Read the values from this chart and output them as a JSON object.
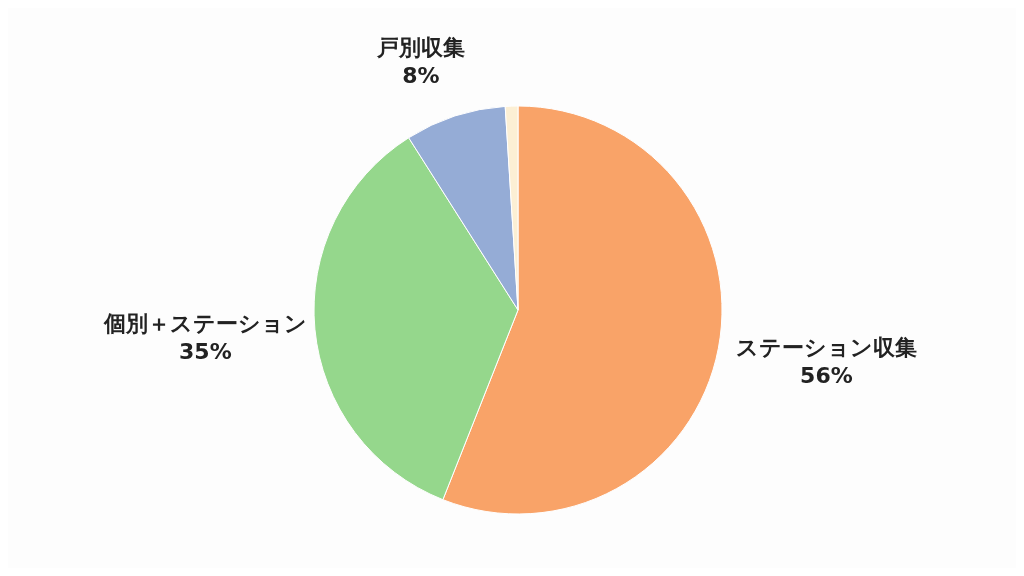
{
  "chart_data": {
    "type": "pie",
    "categories": [
      "ステーション収集",
      "個別＋ステーション",
      "戸別収集",
      null
    ],
    "values": [
      56,
      35,
      8,
      1
    ],
    "value_labels": [
      "56%",
      "35%",
      "8%",
      null
    ],
    "colors": [
      "#f9a368",
      "#95d78c",
      "#95acd6",
      "#fcefd4"
    ]
  }
}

******

▸ DIRECTION
All records above are to be printed exactly, minus the pictures they contain.

▸ WRITTEN RESPONSE
Read the values from this chart and output them as a JSON object.
{
  "chart_data": {
    "type": "pie",
    "categories": [
      "ステーション収集",
      "個別＋ステーション",
      "戸別収集",
      null
    ],
    "values": [
      56,
      35,
      8,
      1
    ],
    "value_labels": [
      "56%",
      "35%",
      "8%",
      null
    ],
    "colors": [
      "#f9a368",
      "#95d78c",
      "#95acd6",
      "#fcefd4"
    ]
  }
}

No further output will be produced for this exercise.